#### Quoted passage:
The other day I was on StumbleUpon. Yeah, I know I am on there EVERY day.
So, the other day I came across an article about a 22 month old named Cash Hyde who had a brain tumor. Luckily for this toddler, he has a smart daddy. With not any options left and not able to stand by to watch his little boy die, his dad started sneaking cannabis oil into his I.V. The doctors, of course, had no idea this was happening and could not figure out why this little boy started to get better all of a sudden! Amazing. Go Cashy, go!
You see a lot of magnificent stuff on the internet. You also see a lot of terrifying and horribly sad things too.
Like sweet little Tripp Roth; When I first read his story it was only a day after he died. I immediately hid in the bathroom and cried for what felt like an eternity. He was born a few months before Lars. He would be three now. He died in his mom's arms. I try to follow his mom's blog, I try to read but it is so hard.

#### Supplied records:
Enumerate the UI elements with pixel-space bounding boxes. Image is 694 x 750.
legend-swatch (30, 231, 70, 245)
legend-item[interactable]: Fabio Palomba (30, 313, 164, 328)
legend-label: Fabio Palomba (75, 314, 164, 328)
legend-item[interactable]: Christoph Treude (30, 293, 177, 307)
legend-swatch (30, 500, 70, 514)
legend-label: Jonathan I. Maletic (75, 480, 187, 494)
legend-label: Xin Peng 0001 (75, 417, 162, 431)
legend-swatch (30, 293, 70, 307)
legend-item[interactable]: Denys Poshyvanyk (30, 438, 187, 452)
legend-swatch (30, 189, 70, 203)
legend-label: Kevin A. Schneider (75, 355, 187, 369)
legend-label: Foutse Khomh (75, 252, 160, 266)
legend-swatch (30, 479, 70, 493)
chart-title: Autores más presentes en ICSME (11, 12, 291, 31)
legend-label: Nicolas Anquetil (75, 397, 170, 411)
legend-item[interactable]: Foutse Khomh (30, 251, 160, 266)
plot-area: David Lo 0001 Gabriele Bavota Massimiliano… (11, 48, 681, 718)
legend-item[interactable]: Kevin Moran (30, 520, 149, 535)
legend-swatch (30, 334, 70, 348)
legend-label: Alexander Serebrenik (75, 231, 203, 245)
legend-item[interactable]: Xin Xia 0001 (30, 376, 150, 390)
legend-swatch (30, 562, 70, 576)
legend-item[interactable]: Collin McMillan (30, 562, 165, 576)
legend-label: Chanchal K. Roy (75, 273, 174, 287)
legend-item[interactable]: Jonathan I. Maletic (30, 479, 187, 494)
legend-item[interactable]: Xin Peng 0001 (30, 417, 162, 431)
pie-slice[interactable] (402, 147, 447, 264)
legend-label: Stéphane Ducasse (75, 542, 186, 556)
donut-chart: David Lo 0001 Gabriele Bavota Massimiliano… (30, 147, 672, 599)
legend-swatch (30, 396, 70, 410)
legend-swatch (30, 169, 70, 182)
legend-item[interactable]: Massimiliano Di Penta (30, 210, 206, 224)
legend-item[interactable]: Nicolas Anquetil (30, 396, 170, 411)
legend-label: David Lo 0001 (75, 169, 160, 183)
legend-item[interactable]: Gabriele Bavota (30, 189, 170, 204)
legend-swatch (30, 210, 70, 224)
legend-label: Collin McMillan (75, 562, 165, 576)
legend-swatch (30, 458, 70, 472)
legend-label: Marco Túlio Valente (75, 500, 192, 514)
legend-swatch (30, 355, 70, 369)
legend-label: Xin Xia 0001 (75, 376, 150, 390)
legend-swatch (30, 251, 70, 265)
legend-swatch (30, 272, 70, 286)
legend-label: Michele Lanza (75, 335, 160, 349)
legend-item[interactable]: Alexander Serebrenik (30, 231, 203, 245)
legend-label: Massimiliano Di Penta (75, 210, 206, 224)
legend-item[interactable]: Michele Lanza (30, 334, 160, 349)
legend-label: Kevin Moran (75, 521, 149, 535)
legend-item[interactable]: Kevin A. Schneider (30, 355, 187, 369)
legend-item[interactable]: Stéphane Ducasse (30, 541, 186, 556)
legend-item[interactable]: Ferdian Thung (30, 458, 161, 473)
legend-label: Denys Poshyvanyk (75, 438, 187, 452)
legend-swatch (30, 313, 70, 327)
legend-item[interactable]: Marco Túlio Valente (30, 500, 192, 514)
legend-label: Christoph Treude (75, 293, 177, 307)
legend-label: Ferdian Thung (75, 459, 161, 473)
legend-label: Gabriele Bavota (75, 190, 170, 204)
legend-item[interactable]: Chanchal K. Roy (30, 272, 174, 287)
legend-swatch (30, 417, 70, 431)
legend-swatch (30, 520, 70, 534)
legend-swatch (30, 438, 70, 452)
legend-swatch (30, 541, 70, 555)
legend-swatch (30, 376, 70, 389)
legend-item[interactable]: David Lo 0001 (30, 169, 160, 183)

#### Actions to take:
A – According to the post, why did Cash Hyde's father start sneaking cannabis oil into his son's I.V.? Answer in one to three sentences.
B – Answer these questions from the post:
(i) On which website did the writer come across the article about Cash Hyde?
(ii) How long after Tripp Roth died did the writer first read his story?
(iii) How old would Tripp Roth be now?

#### Responses to the exercise:
A – He had no options left, and he could not stand by and watch his little boy die.

B –
(i) StumbleUpon.
(ii) Only a day after he died.
(iii) Three.